* _Listed entries_
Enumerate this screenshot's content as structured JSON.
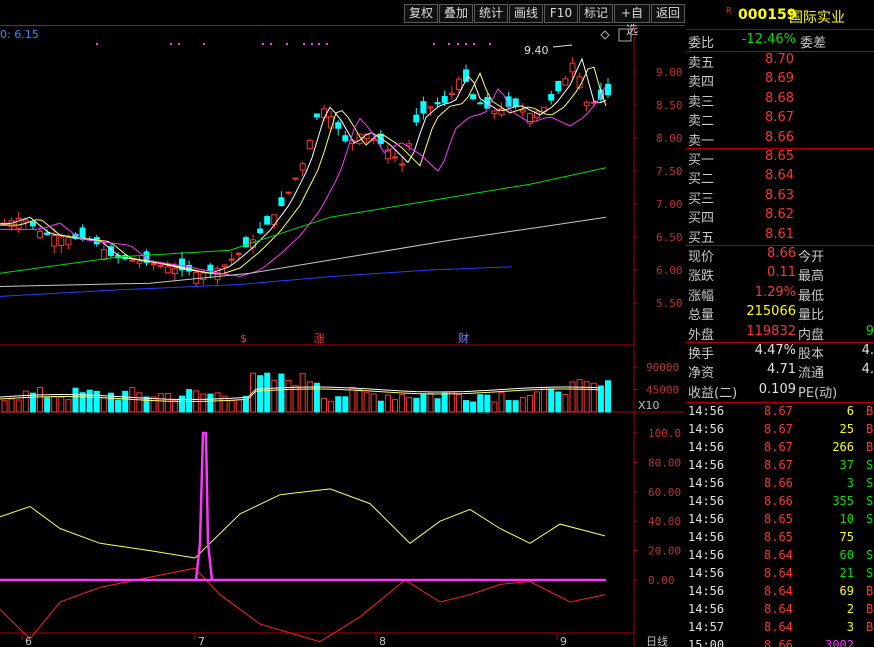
{
  "toolbar": {
    "buttons": [
      "复权",
      "叠加",
      "统计",
      "画线",
      "F10",
      "标记",
      "+自选",
      "返回"
    ]
  },
  "chart": {
    "ma_label": "0: 6.15",
    "price_axis": [
      "9.00",
      "8.50",
      "8.00",
      "7.50",
      "7.00",
      "6.50",
      "6.00",
      "5.50"
    ],
    "high_marker": "9.40",
    "event_labels": [
      {
        "text": "$",
        "color": "#ff3232"
      },
      {
        "text": "涨",
        "color": "#ff3232"
      },
      {
        "text": "财",
        "color": "#6a8cff"
      }
    ],
    "volume_axis": [
      "90000",
      "45000"
    ],
    "volume_unit": "X10",
    "indicator_axis": [
      "100.0",
      "80.00",
      "60.00",
      "40.00",
      "20.00",
      "0.00"
    ],
    "date_labels": [
      "6",
      "7",
      "8",
      "9"
    ],
    "period_label": "日线"
  },
  "chart_data": {
    "type": "candlestick",
    "ylim": [
      5.3,
      9.6
    ],
    "volume_ylim": [
      0,
      100000
    ],
    "indicator_ylim": [
      -40,
      105
    ]
  },
  "quote": {
    "code_prefix": "R",
    "code": "000159",
    "name": "国际实业",
    "weibi_label": "委比",
    "weibi_value": "-12.46%",
    "weicha_label": "委差",
    "sell": [
      {
        "label": "卖五",
        "price": "8.70"
      },
      {
        "label": "卖四",
        "price": "8.69"
      },
      {
        "label": "卖三",
        "price": "8.68"
      },
      {
        "label": "卖二",
        "price": "8.67"
      },
      {
        "label": "卖一",
        "price": "8.66"
      }
    ],
    "buy": [
      {
        "label": "买一",
        "price": "8.65"
      },
      {
        "label": "买二",
        "price": "8.64"
      },
      {
        "label": "买三",
        "price": "8.63"
      },
      {
        "label": "买四",
        "price": "8.62"
      },
      {
        "label": "买五",
        "price": "8.61"
      }
    ],
    "stats": [
      {
        "l1": "现价",
        "v1": "8.66",
        "c1": "red",
        "l2": "今开"
      },
      {
        "l1": "涨跌",
        "v1": "0.11",
        "c1": "red",
        "l2": "最高"
      },
      {
        "l1": "涨幅",
        "v1": "1.29%",
        "c1": "red",
        "l2": "最低"
      },
      {
        "l1": "总量",
        "v1": "215066",
        "c1": "yellow",
        "l2": "量比"
      },
      {
        "l1": "外盘",
        "v1": "119832",
        "c1": "red",
        "l2": "内盘",
        "v2": "9"
      }
    ],
    "stats2": [
      {
        "l1": "换手",
        "v1": "4.47%",
        "l2": "股本",
        "v2": "4."
      },
      {
        "l1": "净资",
        "v1": "4.71",
        "l2": "流通",
        "v2": "4."
      },
      {
        "l1": "收益(二)",
        "v1": "0.109",
        "l2": "PE(动)",
        "v2": ""
      }
    ],
    "ticks": [
      {
        "t": "14:56",
        "p": "8.67",
        "v": "6",
        "s": "B"
      },
      {
        "t": "14:56",
        "p": "8.67",
        "v": "25",
        "s": "B"
      },
      {
        "t": "14:56",
        "p": "8.67",
        "v": "266",
        "s": "B"
      },
      {
        "t": "14:56",
        "p": "8.67",
        "v": "37",
        "s": "S"
      },
      {
        "t": "14:56",
        "p": "8.66",
        "v": "3",
        "s": "S"
      },
      {
        "t": "14:56",
        "p": "8.66",
        "v": "355",
        "s": "S"
      },
      {
        "t": "14:56",
        "p": "8.65",
        "v": "10",
        "s": "S"
      },
      {
        "t": "14:56",
        "p": "8.65",
        "v": "75",
        "s": ""
      },
      {
        "t": "14:56",
        "p": "8.64",
        "v": "60",
        "s": "S"
      },
      {
        "t": "14:56",
        "p": "8.64",
        "v": "21",
        "s": "S"
      },
      {
        "t": "14:56",
        "p": "8.64",
        "v": "69",
        "s": "B"
      },
      {
        "t": "14:56",
        "p": "8.64",
        "v": "2",
        "s": "B"
      },
      {
        "t": "14:57",
        "p": "8.64",
        "v": "3",
        "s": "B"
      },
      {
        "t": "15:00",
        "p": "8.66",
        "v": "3002",
        "s": ""
      }
    ]
  }
}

* _Problem requirements_
Drop the images and repeat the data exactly.

* _The solution_
Enumerate this screenshot's content as structured JSON.
{
  "toolbar": {
    "buttons": [
      "复权",
      "叠加",
      "统计",
      "画线",
      "F10",
      "标记",
      "+自选",
      "返回"
    ]
  },
  "chart": {
    "ma_label": "0: 6.15",
    "price_axis": [
      "9.00",
      "8.50",
      "8.00",
      "7.50",
      "7.00",
      "6.50",
      "6.00",
      "5.50"
    ],
    "high_marker": "9.40",
    "event_labels": [
      {
        "text": "$",
        "color": "#ff3232"
      },
      {
        "text": "涨",
        "color": "#ff3232"
      },
      {
        "text": "财",
        "color": "#6a8cff"
      }
    ],
    "volume_axis": [
      "90000",
      "45000"
    ],
    "volume_unit": "X10",
    "indicator_axis": [
      "100.0",
      "80.00",
      "60.00",
      "40.00",
      "20.00",
      "0.00"
    ],
    "date_labels": [
      "6",
      "7",
      "8",
      "9"
    ],
    "period_label": "日线"
  },
  "chart_data": {
    "type": "candlestick",
    "ylim": [
      5.3,
      9.6
    ],
    "volume_ylim": [
      0,
      100000
    ],
    "indicator_ylim": [
      -40,
      105
    ]
  },
  "quote": {
    "code_prefix": "R",
    "code": "000159",
    "name": "国际实业",
    "weibi_label": "委比",
    "weibi_value": "-12.46%",
    "weicha_label": "委差",
    "sell": [
      {
        "label": "卖五",
        "price": "8.70"
      },
      {
        "label": "卖四",
        "price": "8.69"
      },
      {
        "label": "卖三",
        "price": "8.68"
      },
      {
        "label": "卖二",
        "price": "8.67"
      },
      {
        "label": "卖一",
        "price": "8.66"
      }
    ],
    "buy": [
      {
        "label": "买一",
        "price": "8.65"
      },
      {
        "label": "买二",
        "price": "8.64"
      },
      {
        "label": "买三",
        "price": "8.63"
      },
      {
        "label": "买四",
        "price": "8.62"
      },
      {
        "label": "买五",
        "price": "8.61"
      }
    ],
    "stats": [
      {
        "l1": "现价",
        "v1": "8.66",
        "c1": "red",
        "l2": "今开"
      },
      {
        "l1": "涨跌",
        "v1": "0.11",
        "c1": "red",
        "l2": "最高"
      },
      {
        "l1": "涨幅",
        "v1": "1.29%",
        "c1": "red",
        "l2": "最低"
      },
      {
        "l1": "总量",
        "v1": "215066",
        "c1": "yellow",
        "l2": "量比"
      },
      {
        "l1": "外盘",
        "v1": "119832",
        "c1": "red",
        "l2": "内盘",
        "v2": "9"
      }
    ],
    "stats2": [
      {
        "l1": "换手",
        "v1": "4.47%",
        "l2": "股本",
        "v2": "4."
      },
      {
        "l1": "净资",
        "v1": "4.71",
        "l2": "流通",
        "v2": "4."
      },
      {
        "l1": "收益(二)",
        "v1": "0.109",
        "l2": "PE(动)",
        "v2": ""
      }
    ],
    "ticks": [
      {
        "t": "14:56",
        "p": "8.67",
        "v": "6",
        "s": "B"
      },
      {
        "t": "14:56",
        "p": "8.67",
        "v": "25",
        "s": "B"
      },
      {
        "t": "14:56",
        "p": "8.67",
        "v": "266",
        "s": "B"
      },
      {
        "t": "14:56",
        "p": "8.67",
        "v": "37",
        "s": "S"
      },
      {
        "t": "14:56",
        "p": "8.66",
        "v": "3",
        "s": "S"
      },
      {
        "t": "14:56",
        "p": "8.66",
        "v": "355",
        "s": "S"
      },
      {
        "t": "14:56",
        "p": "8.65",
        "v": "10",
        "s": "S"
      },
      {
        "t": "14:56",
        "p": "8.65",
        "v": "75",
        "s": ""
      },
      {
        "t": "14:56",
        "p": "8.64",
        "v": "60",
        "s": "S"
      },
      {
        "t": "14:56",
        "p": "8.64",
        "v": "21",
        "s": "S"
      },
      {
        "t": "14:56",
        "p": "8.64",
        "v": "69",
        "s": "B"
      },
      {
        "t": "14:56",
        "p": "8.64",
        "v": "2",
        "s": "B"
      },
      {
        "t": "14:57",
        "p": "8.64",
        "v": "3",
        "s": "B"
      },
      {
        "t": "15:00",
        "p": "8.66",
        "v": "3002",
        "s": ""
      }
    ]
  }
}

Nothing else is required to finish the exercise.